— Begin Record set —

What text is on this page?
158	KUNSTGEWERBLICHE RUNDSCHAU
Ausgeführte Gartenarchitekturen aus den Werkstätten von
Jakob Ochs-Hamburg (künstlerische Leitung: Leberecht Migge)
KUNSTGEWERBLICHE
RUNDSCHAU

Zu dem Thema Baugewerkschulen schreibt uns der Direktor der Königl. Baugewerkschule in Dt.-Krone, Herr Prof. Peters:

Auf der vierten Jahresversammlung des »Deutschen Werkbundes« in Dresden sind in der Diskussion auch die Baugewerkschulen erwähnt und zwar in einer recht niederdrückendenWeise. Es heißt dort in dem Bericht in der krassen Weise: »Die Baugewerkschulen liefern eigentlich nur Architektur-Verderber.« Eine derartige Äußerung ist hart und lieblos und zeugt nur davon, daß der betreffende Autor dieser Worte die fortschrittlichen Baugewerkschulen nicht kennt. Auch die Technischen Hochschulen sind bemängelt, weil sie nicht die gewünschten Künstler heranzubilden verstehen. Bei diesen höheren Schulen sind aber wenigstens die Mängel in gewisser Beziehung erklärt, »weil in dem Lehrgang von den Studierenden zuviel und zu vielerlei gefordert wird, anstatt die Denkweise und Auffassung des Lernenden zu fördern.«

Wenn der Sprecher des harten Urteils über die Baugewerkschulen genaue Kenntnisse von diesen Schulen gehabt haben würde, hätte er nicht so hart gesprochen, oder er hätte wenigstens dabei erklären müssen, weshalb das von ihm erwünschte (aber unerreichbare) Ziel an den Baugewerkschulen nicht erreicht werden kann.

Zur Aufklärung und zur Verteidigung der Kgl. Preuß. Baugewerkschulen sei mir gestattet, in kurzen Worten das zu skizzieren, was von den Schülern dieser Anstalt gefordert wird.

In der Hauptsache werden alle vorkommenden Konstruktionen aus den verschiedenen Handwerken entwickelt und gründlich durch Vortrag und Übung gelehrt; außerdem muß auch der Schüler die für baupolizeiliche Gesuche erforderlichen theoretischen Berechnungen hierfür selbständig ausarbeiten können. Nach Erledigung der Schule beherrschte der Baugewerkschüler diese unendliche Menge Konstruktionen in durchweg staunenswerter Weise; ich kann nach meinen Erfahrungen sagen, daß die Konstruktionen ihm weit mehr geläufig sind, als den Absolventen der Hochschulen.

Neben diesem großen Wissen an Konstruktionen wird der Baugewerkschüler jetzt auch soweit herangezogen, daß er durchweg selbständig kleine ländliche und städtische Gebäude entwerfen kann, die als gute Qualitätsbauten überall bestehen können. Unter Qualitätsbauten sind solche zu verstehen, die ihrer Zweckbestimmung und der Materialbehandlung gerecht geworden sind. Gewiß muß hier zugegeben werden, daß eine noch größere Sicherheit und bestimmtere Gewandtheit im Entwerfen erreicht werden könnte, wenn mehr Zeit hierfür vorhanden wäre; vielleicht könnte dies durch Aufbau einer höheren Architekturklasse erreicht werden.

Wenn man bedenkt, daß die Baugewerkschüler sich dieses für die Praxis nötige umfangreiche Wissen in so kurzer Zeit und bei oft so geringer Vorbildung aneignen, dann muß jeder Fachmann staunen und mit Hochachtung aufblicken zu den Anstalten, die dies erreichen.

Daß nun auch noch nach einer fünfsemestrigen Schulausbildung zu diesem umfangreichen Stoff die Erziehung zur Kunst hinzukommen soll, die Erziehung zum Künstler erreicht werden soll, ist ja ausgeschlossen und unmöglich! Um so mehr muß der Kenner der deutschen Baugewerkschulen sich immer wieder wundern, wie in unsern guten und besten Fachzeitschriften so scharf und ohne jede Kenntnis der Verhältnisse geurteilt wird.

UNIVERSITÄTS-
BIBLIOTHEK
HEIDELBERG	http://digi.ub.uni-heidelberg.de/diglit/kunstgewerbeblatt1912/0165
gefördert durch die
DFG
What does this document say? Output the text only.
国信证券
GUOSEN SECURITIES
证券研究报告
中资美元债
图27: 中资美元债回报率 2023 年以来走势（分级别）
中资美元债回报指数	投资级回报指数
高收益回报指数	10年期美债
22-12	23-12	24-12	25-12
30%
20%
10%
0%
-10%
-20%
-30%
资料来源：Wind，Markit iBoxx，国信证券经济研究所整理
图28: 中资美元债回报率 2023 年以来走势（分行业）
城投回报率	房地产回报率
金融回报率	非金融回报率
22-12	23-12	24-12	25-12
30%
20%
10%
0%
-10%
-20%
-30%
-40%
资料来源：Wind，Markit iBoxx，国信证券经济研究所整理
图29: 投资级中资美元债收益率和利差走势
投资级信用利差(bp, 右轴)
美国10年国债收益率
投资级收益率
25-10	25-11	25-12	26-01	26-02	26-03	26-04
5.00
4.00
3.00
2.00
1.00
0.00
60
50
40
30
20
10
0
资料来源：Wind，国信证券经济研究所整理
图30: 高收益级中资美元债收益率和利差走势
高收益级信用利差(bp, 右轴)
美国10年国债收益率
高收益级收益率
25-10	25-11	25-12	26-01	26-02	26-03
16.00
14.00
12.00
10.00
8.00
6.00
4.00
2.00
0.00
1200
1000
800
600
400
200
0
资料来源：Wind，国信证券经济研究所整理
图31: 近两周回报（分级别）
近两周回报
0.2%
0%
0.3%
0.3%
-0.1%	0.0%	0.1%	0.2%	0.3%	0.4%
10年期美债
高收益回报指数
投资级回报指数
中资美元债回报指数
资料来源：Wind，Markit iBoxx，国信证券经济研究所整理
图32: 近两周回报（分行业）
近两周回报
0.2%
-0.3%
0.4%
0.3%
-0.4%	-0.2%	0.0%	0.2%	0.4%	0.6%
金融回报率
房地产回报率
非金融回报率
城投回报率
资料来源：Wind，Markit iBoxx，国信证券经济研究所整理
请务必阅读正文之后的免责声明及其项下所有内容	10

— End Record set —

Description of the task:
Output all of the data again. Match it exactly.

Answer to the problem:
What text is on this page?
158	KUNSTGEWERBLICHE RUNDSCHAU
Ausgeführte Gartenarchitekturen aus den Werkstätten von
Jakob Ochs-Hamburg (künstlerische Leitung: Leberecht Migge)
KUNSTGEWERBLICHE
RUNDSCHAU

Zu dem Thema Baugewerkschulen schreibt uns der Direktor der Königl. Baugewerkschule in Dt.-Krone, Herr Prof. Peters:

Auf der vierten Jahresversammlung des »Deutschen Werkbundes« in Dresden sind in der Diskussion auch die Baugewerkschulen erwähnt und zwar in einer recht niederdrückendenWeise. Es heißt dort in dem Bericht in der krassen Weise: »Die Baugewerkschulen liefern eigentlich nur Architektur-Verderber.« Eine derartige Äußerung ist hart und lieblos und zeugt nur davon, daß der betreffende Autor dieser Worte die fortschrittlichen Baugewerkschulen nicht kennt. Auch die Technischen Hochschulen sind bemängelt, weil sie nicht die gewünschten Künstler heranzubilden verstehen. Bei diesen höheren Schulen sind aber wenigstens die Mängel in gewisser Beziehung erklärt, »weil in dem Lehrgang von den Studierenden zuviel und zu vielerlei gefordert wird, anstatt die Denkweise und Auffassung des Lernenden zu fördern.«

Wenn der Sprecher des harten Urteils über die Baugewerkschulen genaue Kenntnisse von diesen Schulen gehabt haben würde, hätte er nicht so hart gesprochen, oder er hätte wenigstens dabei erklären müssen, weshalb das von ihm erwünschte (aber unerreichbare) Ziel an den Baugewerkschulen nicht erreicht werden kann.

Zur Aufklärung und zur Verteidigung der Kgl. Preuß. Baugewerkschulen sei mir gestattet, in kurzen Worten das zu skizzieren, was von den Schülern dieser Anstalt gefordert wird.

In der Hauptsache werden alle vorkommenden Konstruktionen aus den verschiedenen Handwerken entwickelt und gründlich durch Vortrag und Übung gelehrt; außerdem muß auch der Schüler die für baupolizeiliche Gesuche erforderlichen theoretischen Berechnungen hierfür selbständig ausarbeiten können. Nach Erledigung der Schule beherrschte der Baugewerkschüler diese unendliche Menge Konstruktionen in durchweg staunenswerter Weise; ich kann nach meinen Erfahrungen sagen, daß die Konstruktionen ihm weit mehr geläufig sind, als den Absolventen der Hochschulen.

Neben diesem großen Wissen an Konstruktionen wird der Baugewerkschüler jetzt auch soweit herangezogen, daß er durchweg selbständig kleine ländliche und städtische Gebäude entwerfen kann, die als gute Qualitätsbauten überall bestehen können. Unter Qualitätsbauten sind solche zu verstehen, die ihrer Zweckbestimmung und der Materialbehandlung gerecht geworden sind. Gewiß muß hier zugegeben werden, daß eine noch größere Sicherheit und bestimmtere Gewandtheit im Entwerfen erreicht werden könnte, wenn mehr Zeit hierfür vorhanden wäre; vielleicht könnte dies durch Aufbau einer höheren Architekturklasse erreicht werden.

Wenn man bedenkt, daß die Baugewerkschüler sich dieses für die Praxis nötige umfangreiche Wissen in so kurzer Zeit und bei oft so geringer Vorbildung aneignen, dann muß jeder Fachmann staunen und mit Hochachtung aufblicken zu den Anstalten, die dies erreichen.

Daß nun auch noch nach einer fünfsemestrigen Schulausbildung zu diesem umfangreichen Stoff die Erziehung zur Kunst hinzukommen soll, die Erziehung zum Künstler erreicht werden soll, ist ja ausgeschlossen und unmöglich! Um so mehr muß der Kenner der deutschen Baugewerkschulen sich immer wieder wundern, wie in unsern guten und besten Fachzeitschriften so scharf und ohne jede Kenntnis der Verhältnisse geurteilt wird.

UNIVERSITÄTS-
BIBLIOTHEK
HEIDELBERG	http://digi.ub.uni-heidelberg.de/diglit/kunstgewerbeblatt1912/0165
gefördert durch die
DFG
What does this document say? Output the text only.
国信证券
GUOSEN SECURITIES
证券研究报告
中资美元债
图27: 中资美元债回报率 2023 年以来走势（分级别）
中资美元债回报指数	投资级回报指数
高收益回报指数	10年期美债
22-12	23-12	24-12	25-12
30%
20%
10%
0%
-10%
-20%
-30%
资料来源：Wind，Markit iBoxx，国信证券经济研究所整理
图28: 中资美元债回报率 2023 年以来走势（分行业）
城投回报率	房地产回报率
金融回报率	非金融回报率
22-12	23-12	24-12	25-12
30%
20%
10%
0%
-10%
-20%
-30%
-40%
资料来源：Wind，Markit iBoxx，国信证券经济研究所整理
图29: 投资级中资美元债收益率和利差走势
投资级信用利差(bp, 右轴)
美国10年国债收益率
投资级收益率
25-10	25-11	25-12	26-01	26-02	26-03	26-04
5.00
4.00
3.00
2.00
1.00
0.00
60
50
40
30
20
10
0
资料来源：Wind，国信证券经济研究所整理
图30: 高收益级中资美元债收益率和利差走势
高收益级信用利差(bp, 右轴)
美国10年国债收益率
高收益级收益率
25-10	25-11	25-12	26-01	26-02	26-03
16.00
14.00
12.00
10.00
8.00
6.00
4.00
2.00
0.00
1200
1000
800
600
400
200
0
资料来源：Wind，国信证券经济研究所整理
图31: 近两周回报（分级别）
近两周回报
0.2%
0%
0.3%
0.3%
-0.1%	0.0%	0.1%	0.2%	0.3%	0.4%
10年期美债
高收益回报指数
投资级回报指数
中资美元债回报指数
资料来源：Wind，Markit iBoxx，国信证券经济研究所整理
图32: 近两周回报（分行业）
近两周回报
0.2%
-0.3%
0.4%
0.3%
-0.4%	-0.2%	0.0%	0.2%	0.4%	0.6%
金融回报率
房地产回报率
非金融回报率
城投回报率
资料来源：Wind，Markit iBoxx，国信证券经济研究所整理
请务必阅读正文之后的免责声明及其项下所有内容	10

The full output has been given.